--- Begin EXTRACTED RECORDS ---

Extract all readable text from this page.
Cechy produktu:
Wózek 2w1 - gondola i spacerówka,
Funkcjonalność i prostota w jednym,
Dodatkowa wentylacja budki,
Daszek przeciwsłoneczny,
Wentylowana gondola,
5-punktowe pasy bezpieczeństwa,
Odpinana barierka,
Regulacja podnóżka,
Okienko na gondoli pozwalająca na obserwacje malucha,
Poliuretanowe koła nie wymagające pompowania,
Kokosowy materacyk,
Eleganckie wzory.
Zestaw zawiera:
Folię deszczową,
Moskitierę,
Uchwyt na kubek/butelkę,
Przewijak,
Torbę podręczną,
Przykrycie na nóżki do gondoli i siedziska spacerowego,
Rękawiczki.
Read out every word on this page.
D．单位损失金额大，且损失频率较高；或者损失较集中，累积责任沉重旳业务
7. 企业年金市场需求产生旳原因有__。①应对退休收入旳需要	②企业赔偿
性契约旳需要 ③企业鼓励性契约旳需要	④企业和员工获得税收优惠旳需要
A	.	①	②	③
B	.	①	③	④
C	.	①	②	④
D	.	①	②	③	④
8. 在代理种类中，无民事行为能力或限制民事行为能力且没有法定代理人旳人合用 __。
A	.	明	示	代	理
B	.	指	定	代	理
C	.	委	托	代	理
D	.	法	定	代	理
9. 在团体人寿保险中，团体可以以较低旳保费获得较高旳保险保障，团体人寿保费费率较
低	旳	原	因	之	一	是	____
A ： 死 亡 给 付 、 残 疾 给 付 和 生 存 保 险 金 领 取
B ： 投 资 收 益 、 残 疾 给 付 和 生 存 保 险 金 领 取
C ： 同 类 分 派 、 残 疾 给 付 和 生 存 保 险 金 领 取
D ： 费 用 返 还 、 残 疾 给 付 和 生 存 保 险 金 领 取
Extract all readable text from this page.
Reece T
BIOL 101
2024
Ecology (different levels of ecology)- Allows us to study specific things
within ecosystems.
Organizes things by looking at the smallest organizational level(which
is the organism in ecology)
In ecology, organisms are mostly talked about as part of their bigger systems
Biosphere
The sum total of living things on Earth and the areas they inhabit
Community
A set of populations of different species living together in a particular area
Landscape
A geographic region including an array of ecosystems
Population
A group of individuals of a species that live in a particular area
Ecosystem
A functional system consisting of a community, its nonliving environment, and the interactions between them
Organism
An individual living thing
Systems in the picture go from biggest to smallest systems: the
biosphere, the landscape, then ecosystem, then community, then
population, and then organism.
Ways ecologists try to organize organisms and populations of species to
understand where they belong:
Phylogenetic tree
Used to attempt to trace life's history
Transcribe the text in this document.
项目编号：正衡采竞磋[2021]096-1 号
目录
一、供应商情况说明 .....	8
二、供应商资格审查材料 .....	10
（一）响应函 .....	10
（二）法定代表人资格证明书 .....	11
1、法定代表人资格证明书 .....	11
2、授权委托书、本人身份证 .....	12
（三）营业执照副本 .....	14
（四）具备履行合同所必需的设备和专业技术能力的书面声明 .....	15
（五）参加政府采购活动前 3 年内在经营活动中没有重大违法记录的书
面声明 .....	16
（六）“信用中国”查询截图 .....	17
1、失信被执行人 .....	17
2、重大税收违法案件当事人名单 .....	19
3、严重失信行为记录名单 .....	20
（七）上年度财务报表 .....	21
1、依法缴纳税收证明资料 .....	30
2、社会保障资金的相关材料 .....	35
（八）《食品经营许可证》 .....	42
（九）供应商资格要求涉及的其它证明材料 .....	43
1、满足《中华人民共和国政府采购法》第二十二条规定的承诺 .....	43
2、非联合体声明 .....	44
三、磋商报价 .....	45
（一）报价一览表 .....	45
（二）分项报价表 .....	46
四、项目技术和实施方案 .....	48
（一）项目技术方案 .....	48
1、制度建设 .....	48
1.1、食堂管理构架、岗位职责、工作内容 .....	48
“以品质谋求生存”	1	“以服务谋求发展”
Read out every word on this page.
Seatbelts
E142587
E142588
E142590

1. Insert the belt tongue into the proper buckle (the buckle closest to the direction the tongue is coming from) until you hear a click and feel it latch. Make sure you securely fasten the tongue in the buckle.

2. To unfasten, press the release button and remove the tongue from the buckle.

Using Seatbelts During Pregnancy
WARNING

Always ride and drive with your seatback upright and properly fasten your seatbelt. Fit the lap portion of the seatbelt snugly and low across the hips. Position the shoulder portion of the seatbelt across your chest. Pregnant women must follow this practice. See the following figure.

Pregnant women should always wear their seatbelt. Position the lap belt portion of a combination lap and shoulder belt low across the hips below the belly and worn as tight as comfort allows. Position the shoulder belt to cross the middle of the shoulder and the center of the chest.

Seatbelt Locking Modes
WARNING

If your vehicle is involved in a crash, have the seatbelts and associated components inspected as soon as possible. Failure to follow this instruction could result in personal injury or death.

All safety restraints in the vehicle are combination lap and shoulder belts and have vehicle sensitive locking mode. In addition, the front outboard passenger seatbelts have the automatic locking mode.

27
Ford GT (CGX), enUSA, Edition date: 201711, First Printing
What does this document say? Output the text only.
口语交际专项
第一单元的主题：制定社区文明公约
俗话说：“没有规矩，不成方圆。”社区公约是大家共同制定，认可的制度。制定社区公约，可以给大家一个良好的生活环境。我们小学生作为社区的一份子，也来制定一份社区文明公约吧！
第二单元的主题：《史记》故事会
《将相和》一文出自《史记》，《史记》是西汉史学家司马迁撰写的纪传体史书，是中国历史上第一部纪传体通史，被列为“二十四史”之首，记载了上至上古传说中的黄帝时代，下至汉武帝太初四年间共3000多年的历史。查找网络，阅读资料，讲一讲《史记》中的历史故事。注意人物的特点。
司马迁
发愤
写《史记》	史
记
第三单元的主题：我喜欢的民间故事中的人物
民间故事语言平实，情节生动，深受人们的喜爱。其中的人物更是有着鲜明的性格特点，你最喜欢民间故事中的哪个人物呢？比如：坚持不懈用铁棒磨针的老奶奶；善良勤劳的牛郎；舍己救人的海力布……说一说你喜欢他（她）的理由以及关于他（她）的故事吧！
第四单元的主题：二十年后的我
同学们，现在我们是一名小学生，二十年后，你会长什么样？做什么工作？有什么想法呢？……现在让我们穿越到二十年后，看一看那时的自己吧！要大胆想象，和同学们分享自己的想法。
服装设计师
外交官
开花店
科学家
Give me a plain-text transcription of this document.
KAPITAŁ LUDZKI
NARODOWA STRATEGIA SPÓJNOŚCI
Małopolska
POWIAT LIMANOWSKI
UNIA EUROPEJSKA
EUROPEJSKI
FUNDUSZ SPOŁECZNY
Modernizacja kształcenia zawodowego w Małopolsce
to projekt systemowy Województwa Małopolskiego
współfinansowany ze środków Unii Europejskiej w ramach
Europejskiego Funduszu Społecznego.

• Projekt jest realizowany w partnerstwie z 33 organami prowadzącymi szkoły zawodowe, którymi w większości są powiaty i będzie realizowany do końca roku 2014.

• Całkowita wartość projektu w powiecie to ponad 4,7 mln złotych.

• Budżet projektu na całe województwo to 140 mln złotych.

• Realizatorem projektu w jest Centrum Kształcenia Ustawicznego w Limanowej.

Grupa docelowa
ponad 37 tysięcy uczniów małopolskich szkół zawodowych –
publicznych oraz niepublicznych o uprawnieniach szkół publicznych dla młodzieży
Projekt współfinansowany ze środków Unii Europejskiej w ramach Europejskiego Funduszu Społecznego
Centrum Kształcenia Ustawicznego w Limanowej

--- End EXTRACTED RECORDS ---

● AIM OF THE EXERCISE: The lines above should be duplicated exactly.

● RESPONSE TO THE TASK:
Extract all readable text from this page.
Cechy produktu:
Wózek 2w1 - gondola i spacerówka,
Funkcjonalność i prostota w jednym,
Dodatkowa wentylacja budki,
Daszek przeciwsłoneczny,
Wentylowana gondola,
5-punktowe pasy bezpieczeństwa,
Odpinana barierka,
Regulacja podnóżka,
Okienko na gondoli pozwalająca na obserwacje malucha,
Poliuretanowe koła nie wymagające pompowania,
Kokosowy materacyk,
Eleganckie wzory.
Zestaw zawiera:
Folię deszczową,
Moskitierę,
Uchwyt na kubek/butelkę,
Przewijak,
Torbę podręczną,
Przykrycie na nóżki do gondoli i siedziska spacerowego,
Rękawiczki.
Read out every word on this page.
D．单位损失金额大，且损失频率较高；或者损失较集中，累积责任沉重旳业务
7. 企业年金市场需求产生旳原因有__。①应对退休收入旳需要	②企业赔偿
性契约旳需要 ③企业鼓励性契约旳需要	④企业和员工获得税收优惠旳需要
A	.	①	②	③
B	.	①	③	④
C	.	①	②	④
D	.	①	②	③	④
8. 在代理种类中，无民事行为能力或限制民事行为能力且没有法定代理人旳人合用 __。
A	.	明	示	代	理
B	.	指	定	代	理
C	.	委	托	代	理
D	.	法	定	代	理
9. 在团体人寿保险中，团体可以以较低旳保费获得较高旳保险保障，团体人寿保费费率较
低	旳	原	因	之	一	是	____
A ： 死 亡 给 付 、 残 疾 给 付 和 生 存 保 险 金 领 取
B ： 投 资 收 益 、 残 疾 给 付 和 生 存 保 险 金 领 取
C ： 同 类 分 派 、 残 疾 给 付 和 生 存 保 险 金 领 取
D ： 费 用 返 还 、 残 疾 给 付 和 生 存 保 险 金 领 取
Extract all readable text from this page.
Reece T
BIOL 101
2024
Ecology (different levels of ecology)- Allows us to study specific things
within ecosystems.
Organizes things by looking at the smallest organizational level(which
is the organism in ecology)
In ecology, organisms are mostly talked about as part of their bigger systems
Biosphere
The sum total of living things on Earth and the areas they inhabit
Community
A set of populations of different species living together in a particular area
Landscape
A geographic region including an array of ecosystems
Population
A group of individuals of a species that live in a particular area
Ecosystem
A functional system consisting of a community, its nonliving environment, and the interactions between them
Organism
An individual living thing
Systems in the picture go from biggest to smallest systems: the
biosphere, the landscape, then ecosystem, then community, then
population, and then organism.
Ways ecologists try to organize organisms and populations of species to
understand where they belong:
Phylogenetic tree
Used to attempt to trace life's history
Transcribe the text in this document.
项目编号：正衡采竞磋[2021]096-1 号
目录
一、供应商情况说明 .....	8
二、供应商资格审查材料 .....	10
（一）响应函 .....	10
（二）法定代表人资格证明书 .....	11
1、法定代表人资格证明书 .....	11
2、授权委托书、本人身份证 .....	12
（三）营业执照副本 .....	14
（四）具备履行合同所必需的设备和专业技术能力的书面声明 .....	15
（五）参加政府采购活动前 3 年内在经营活动中没有重大违法记录的书
面声明 .....	16
（六）“信用中国”查询截图 .....	17
1、失信被执行人 .....	17
2、重大税收违法案件当事人名单 .....	19
3、严重失信行为记录名单 .....	20
（七）上年度财务报表 .....	21
1、依法缴纳税收证明资料 .....	30
2、社会保障资金的相关材料 .....	35
（八）《食品经营许可证》 .....	42
（九）供应商资格要求涉及的其它证明材料 .....	43
1、满足《中华人民共和国政府采购法》第二十二条规定的承诺 .....	43
2、非联合体声明 .....	44
三、磋商报价 .....	45
（一）报价一览表 .....	45
（二）分项报价表 .....	46
四、项目技术和实施方案 .....	48
（一）项目技术方案 .....	48
1、制度建设 .....	48
1.1、食堂管理构架、岗位职责、工作内容 .....	48
“以品质谋求生存”	1	“以服务谋求发展”
Read out every word on this page.
Seatbelts
E142587
E142588
E142590

1. Insert the belt tongue into the proper buckle (the buckle closest to the direction the tongue is coming from) until you hear a click and feel it latch. Make sure you securely fasten the tongue in the buckle.

2. To unfasten, press the release button and remove the tongue from the buckle.

Using Seatbelts During Pregnancy
WARNING

Always ride and drive with your seatback upright and properly fasten your seatbelt. Fit the lap portion of the seatbelt snugly and low across the hips. Position the shoulder portion of the seatbelt across your chest. Pregnant women must follow this practice. See the following figure.

Pregnant women should always wear their seatbelt. Position the lap belt portion of a combination lap and shoulder belt low across the hips below the belly and worn as tight as comfort allows. Position the shoulder belt to cross the middle of the shoulder and the center of the chest.

Seatbelt Locking Modes
WARNING

If your vehicle is involved in a crash, have the seatbelts and associated components inspected as soon as possible. Failure to follow this instruction could result in personal injury or death.

All safety restraints in the vehicle are combination lap and shoulder belts and have vehicle sensitive locking mode. In addition, the front outboard passenger seatbelts have the automatic locking mode.

27
Ford GT (CGX), enUSA, Edition date: 201711, First Printing
What does this document say? Output the text only.
口语交际专项
第一单元的主题：制定社区文明公约
俗话说：“没有规矩，不成方圆。”社区公约是大家共同制定，认可的制度。制定社区公约，可以给大家一个良好的生活环境。我们小学生作为社区的一份子，也来制定一份社区文明公约吧！
第二单元的主题：《史记》故事会
《将相和》一文出自《史记》，《史记》是西汉史学家司马迁撰写的纪传体史书，是中国历史上第一部纪传体通史，被列为“二十四史”之首，记载了上至上古传说中的黄帝时代，下至汉武帝太初四年间共3000多年的历史。查找网络，阅读资料，讲一讲《史记》中的历史故事。注意人物的特点。
司马迁
发愤
写《史记》	史
记
第三单元的主题：我喜欢的民间故事中的人物
民间故事语言平实，情节生动，深受人们的喜爱。其中的人物更是有着鲜明的性格特点，你最喜欢民间故事中的哪个人物呢？比如：坚持不懈用铁棒磨针的老奶奶；善良勤劳的牛郎；舍己救人的海力布……说一说你喜欢他（她）的理由以及关于他（她）的故事吧！
第四单元的主题：二十年后的我
同学们，现在我们是一名小学生，二十年后，你会长什么样？做什么工作？有什么想法呢？……现在让我们穿越到二十年后，看一看那时的自己吧！要大胆想象，和同学们分享自己的想法。
服装设计师
外交官
开花店
科学家
Give me a plain-text transcription of this document.
KAPITAŁ LUDZKI
NARODOWA STRATEGIA SPÓJNOŚCI
Małopolska
POWIAT LIMANOWSKI
UNIA EUROPEJSKA
EUROPEJSKI
FUNDUSZ SPOŁECZNY
Modernizacja kształcenia zawodowego w Małopolsce
to projekt systemowy Województwa Małopolskiego
współfinansowany ze środków Unii Europejskiej w ramach
Europejskiego Funduszu Społecznego.

• Projekt jest realizowany w partnerstwie z 33 organami prowadzącymi szkoły zawodowe, którymi w większości są powiaty i będzie realizowany do końca roku 2014.

• Całkowita wartość projektu w powiecie to ponad 4,7 mln złotych.

• Budżet projektu na całe województwo to 140 mln złotych.

• Realizatorem projektu w jest Centrum Kształcenia Ustawicznego w Limanowej.

Grupa docelowa
ponad 37 tysięcy uczniów małopolskich szkół zawodowych –
publicznych oraz niepublicznych o uprawnieniach szkół publicznych dla młodzieży
Projekt współfinansowany ze środków Unii Europejskiej w ramach Europejskiego Funduszu Społecznego
Centrum Kształcenia Ustawicznego w Limanowej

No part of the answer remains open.